[BEGIN]

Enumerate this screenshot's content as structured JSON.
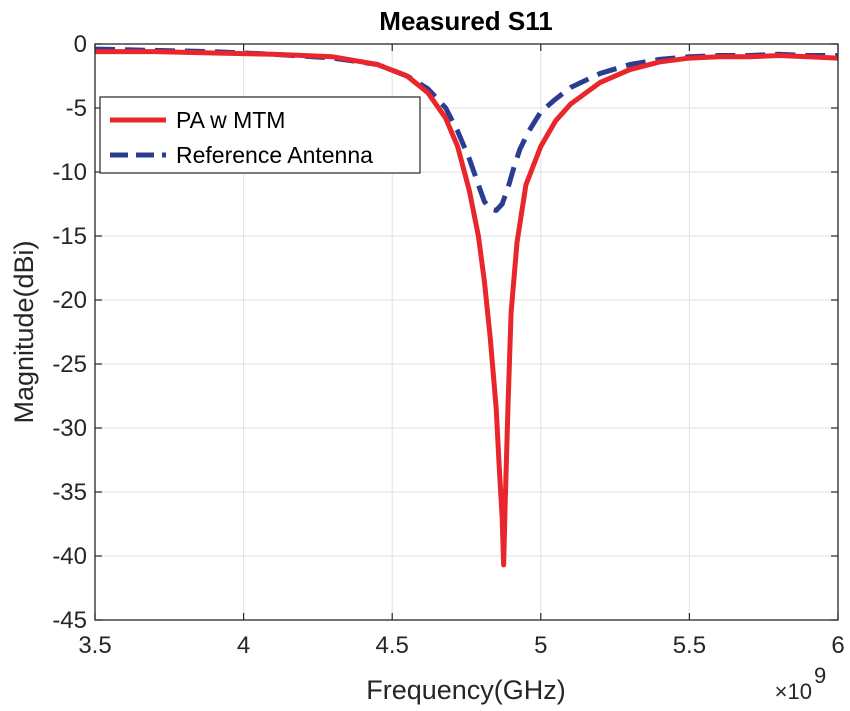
{
  "chart_data": {
    "type": "line",
    "title": "Measured S11",
    "xlabel": "Frequency(GHz)",
    "ylabel": "Magnitude(dBi)",
    "x_exponent_base": "×10",
    "x_exponent_power": "9",
    "xlim": [
      3.5,
      6.0
    ],
    "ylim": [
      -45,
      0
    ],
    "xticks": [
      3.5,
      4.0,
      4.5,
      5.0,
      5.5,
      6.0
    ],
    "xtick_labels": [
      "3.5",
      "4",
      "4.5",
      "5",
      "5.5",
      "6"
    ],
    "yticks": [
      0,
      -5,
      -10,
      -15,
      -20,
      -25,
      -30,
      -35,
      -40,
      -45
    ],
    "ytick_labels": [
      "0",
      "-5",
      "-10",
      "-15",
      "-20",
      "-25",
      "-30",
      "-35",
      "-40",
      "-45"
    ],
    "grid": true,
    "legend_position": "top-left",
    "series": [
      {
        "name": "PA w MTM",
        "color": "#e8262b",
        "style": "solid",
        "x": [
          3.5,
          3.7,
          3.9,
          4.1,
          4.3,
          4.45,
          4.55,
          4.62,
          4.68,
          4.72,
          4.76,
          4.79,
          4.81,
          4.83,
          4.85,
          4.86,
          4.87,
          4.875,
          4.88,
          4.89,
          4.9,
          4.92,
          4.95,
          5.0,
          5.05,
          5.1,
          5.2,
          5.3,
          5.4,
          5.5,
          5.6,
          5.7,
          5.8,
          5.9,
          6.0
        ],
        "y": [
          -0.6,
          -0.6,
          -0.7,
          -0.8,
          -1.0,
          -1.6,
          -2.5,
          -3.8,
          -5.8,
          -8.0,
          -11.5,
          -15.0,
          -18.5,
          -23.0,
          -28.5,
          -33.0,
          -37.0,
          -40.7,
          -36.0,
          -28.0,
          -21.0,
          -15.5,
          -11.0,
          -8.0,
          -6.0,
          -4.7,
          -3.0,
          -2.0,
          -1.4,
          -1.1,
          -1.0,
          -1.0,
          -0.9,
          -1.0,
          -1.1
        ]
      },
      {
        "name": "Reference Antenna",
        "color": "#2b3d93",
        "style": "dashed",
        "x": [
          3.5,
          3.7,
          3.9,
          4.1,
          4.3,
          4.45,
          4.55,
          4.62,
          4.68,
          4.72,
          4.76,
          4.79,
          4.81,
          4.83,
          4.85,
          4.87,
          4.89,
          4.91,
          4.93,
          4.96,
          5.0,
          5.05,
          5.1,
          5.2,
          5.3,
          5.4,
          5.5,
          5.6,
          5.7,
          5.8,
          5.9,
          6.0
        ],
        "y": [
          -0.4,
          -0.5,
          -0.6,
          -0.8,
          -1.1,
          -1.6,
          -2.5,
          -3.5,
          -5.0,
          -6.8,
          -9.0,
          -11.0,
          -12.3,
          -12.9,
          -13.0,
          -12.5,
          -11.2,
          -9.6,
          -8.2,
          -6.8,
          -5.3,
          -4.3,
          -3.4,
          -2.3,
          -1.6,
          -1.2,
          -1.0,
          -0.9,
          -0.9,
          -0.8,
          -0.9,
          -0.9
        ]
      }
    ]
  }
}
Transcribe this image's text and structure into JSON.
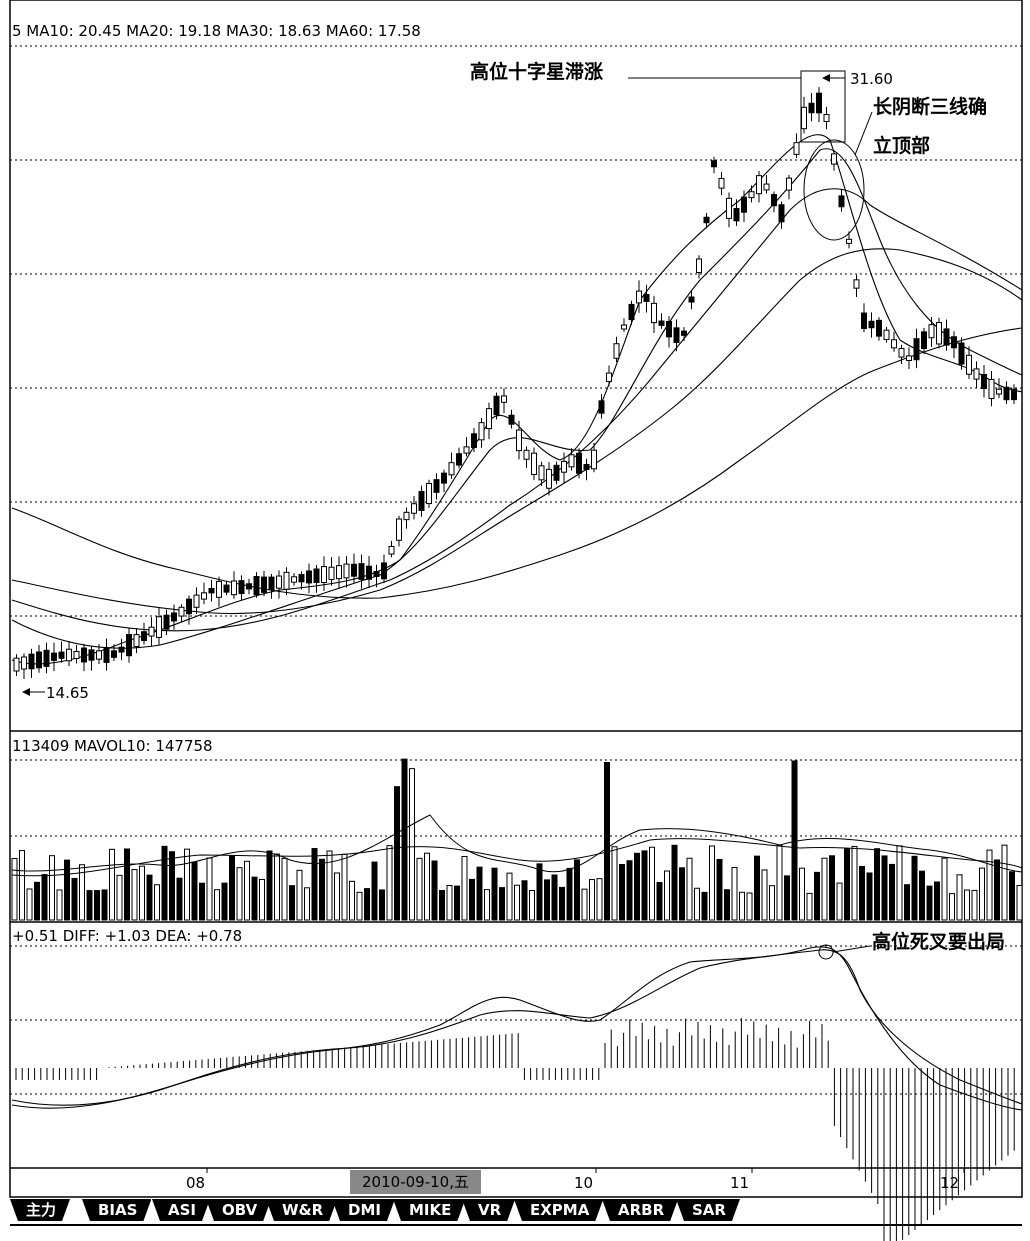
{
  "main_header": "5 MA10: 20.45 MA20: 19.18 MA30: 18.63 MA60: 17.58",
  "volume_header": "113409 MAVOL10: 147758",
  "macd_header": "+0.51 DIFF: +1.03 DEA: +0.78",
  "annotations": {
    "high_cross": "高位十字星滞涨",
    "price_high": "31.60",
    "long_yin_1": "长阴断三线确",
    "long_yin_2": "立顶部",
    "price_low": "14.65",
    "death_cross": "高位死叉要出局"
  },
  "x_axis": {
    "months": [
      "08",
      "10",
      "11",
      "12"
    ],
    "cursor_date": "2010-09-10,五"
  },
  "tabs": [
    "主力",
    "BIAS",
    "ASI",
    "OBV",
    "W&R",
    "DMI",
    "MIKE",
    "VR",
    "EXPMA",
    "ARBR",
    "SAR"
  ],
  "colors": {
    "background": "#ffffff",
    "foreground": "#000000",
    "grid": "#000000",
    "badge": "#888888"
  },
  "chart_data": {
    "type": "candlestick",
    "indicators": {
      "MA10": 20.45,
      "MA20": 19.18,
      "MA30": 18.63,
      "MA60": 17.58,
      "VOLUME": 113409,
      "MAVOL10": 147758,
      "MACD": 0.51,
      "DIFF": 1.03,
      "DEA": 0.78
    },
    "price_high": 31.6,
    "price_low": 14.65
  }
}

[END]

• [WHAT IS BEING ASKED] In your copy of the listing above, reproduce each line exactly and omit all pictures.

• [RESULT OF THE EXERCISE]
Enumerate this screenshot's content as structured JSON.
{
  "chart_data": {
    "type": "line",
    "title": "Measured S11",
    "xlabel": "Frequency(GHz)",
    "ylabel": "Magnitude(dBi)",
    "x_exponent_base": "×10",
    "x_exponent_power": "9",
    "xlim": [
      3.5,
      6.0
    ],
    "ylim": [
      -45,
      0
    ],
    "xticks": [
      3.5,
      4.0,
      4.5,
      5.0,
      5.5,
      6.0
    ],
    "xtick_labels": [
      "3.5",
      "4",
      "4.5",
      "5",
      "5.5",
      "6"
    ],
    "yticks": [
      0,
      -5,
      -10,
      -15,
      -20,
      -25,
      -30,
      -35,
      -40,
      -45
    ],
    "ytick_labels": [
      "0",
      "-5",
      "-10",
      "-15",
      "-20",
      "-25",
      "-30",
      "-35",
      "-40",
      "-45"
    ],
    "grid": true,
    "legend_position": "top-left",
    "series": [
      {
        "name": "PA w MTM",
        "color": "#e8262b",
        "style": "solid",
        "x": [
          3.5,
          3.7,
          3.9,
          4.1,
          4.3,
          4.45,
          4.55,
          4.62,
          4.68,
          4.72,
          4.76,
          4.79,
          4.81,
          4.83,
          4.85,
          4.86,
          4.87,
          4.875,
          4.88,
          4.89,
          4.9,
          4.92,
          4.95,
          5.0,
          5.05,
          5.1,
          5.2,
          5.3,
          5.4,
          5.5,
          5.6,
          5.7,
          5.8,
          5.9,
          6.0
        ],
        "y": [
          -0.6,
          -0.6,
          -0.7,
          -0.8,
          -1.0,
          -1.6,
          -2.5,
          -3.8,
          -5.8,
          -8.0,
          -11.5,
          -15.0,
          -18.5,
          -23.0,
          -28.5,
          -33.0,
          -37.0,
          -40.7,
          -36.0,
          -28.0,
          -21.0,
          -15.5,
          -11.0,
          -8.0,
          -6.0,
          -4.7,
          -3.0,
          -2.0,
          -1.4,
          -1.1,
          -1.0,
          -1.0,
          -0.9,
          -1.0,
          -1.1
        ]
      },
      {
        "name": "Reference Antenna",
        "color": "#2b3d93",
        "style": "dashed",
        "x": [
          3.5,
          3.7,
          3.9,
          4.1,
          4.3,
          4.45,
          4.55,
          4.62,
          4.68,
          4.72,
          4.76,
          4.79,
          4.81,
          4.83,
          4.85,
          4.87,
          4.89,
          4.91,
          4.93,
          4.96,
          5.0,
          5.05,
          5.1,
          5.2,
          5.3,
          5.4,
          5.5,
          5.6,
          5.7,
          5.8,
          5.9,
          6.0
        ],
        "y": [
          -0.4,
          -0.5,
          -0.6,
          -0.8,
          -1.1,
          -1.6,
          -2.5,
          -3.5,
          -5.0,
          -6.8,
          -9.0,
          -11.0,
          -12.3,
          -12.9,
          -13.0,
          -12.5,
          -11.2,
          -9.6,
          -8.2,
          -6.8,
          -5.3,
          -4.3,
          -3.4,
          -2.3,
          -1.6,
          -1.2,
          -1.0,
          -0.9,
          -0.9,
          -0.8,
          -0.9,
          -0.9
        ]
      }
    ]
  }
}
Transcribe this image's text and structure into JSON.
{
  "main_header": "5 MA10: 20.45 MA20: 19.18 MA30: 18.63 MA60: 17.58",
  "volume_header": "113409 MAVOL10: 147758",
  "macd_header": "+0.51 DIFF: +1.03 DEA: +0.78",
  "annotations": {
    "high_cross": "高位十字星滞涨",
    "price_high": "31.60",
    "long_yin_1": "长阴断三线确",
    "long_yin_2": "立顶部",
    "price_low": "14.65",
    "death_cross": "高位死叉要出局"
  },
  "x_axis": {
    "months": [
      "08",
      "10",
      "11",
      "12"
    ],
    "cursor_date": "2010-09-10,五"
  },
  "tabs": [
    "主力",
    "BIAS",
    "ASI",
    "OBV",
    "W&R",
    "DMI",
    "MIKE",
    "VR",
    "EXPMA",
    "ARBR",
    "SAR"
  ],
  "colors": {
    "background": "#ffffff",
    "foreground": "#000000",
    "grid": "#000000",
    "badge": "#888888"
  },
  "chart_data": {
    "type": "candlestick",
    "indicators": {
      "MA10": 20.45,
      "MA20": 19.18,
      "MA30": 18.63,
      "MA60": 17.58,
      "VOLUME": 113409,
      "MAVOL10": 147758,
      "MACD": 0.51,
      "DIFF": 1.03,
      "DEA": 0.78
    },
    "price_high": 31.6,
    "price_low": 14.65
  }
}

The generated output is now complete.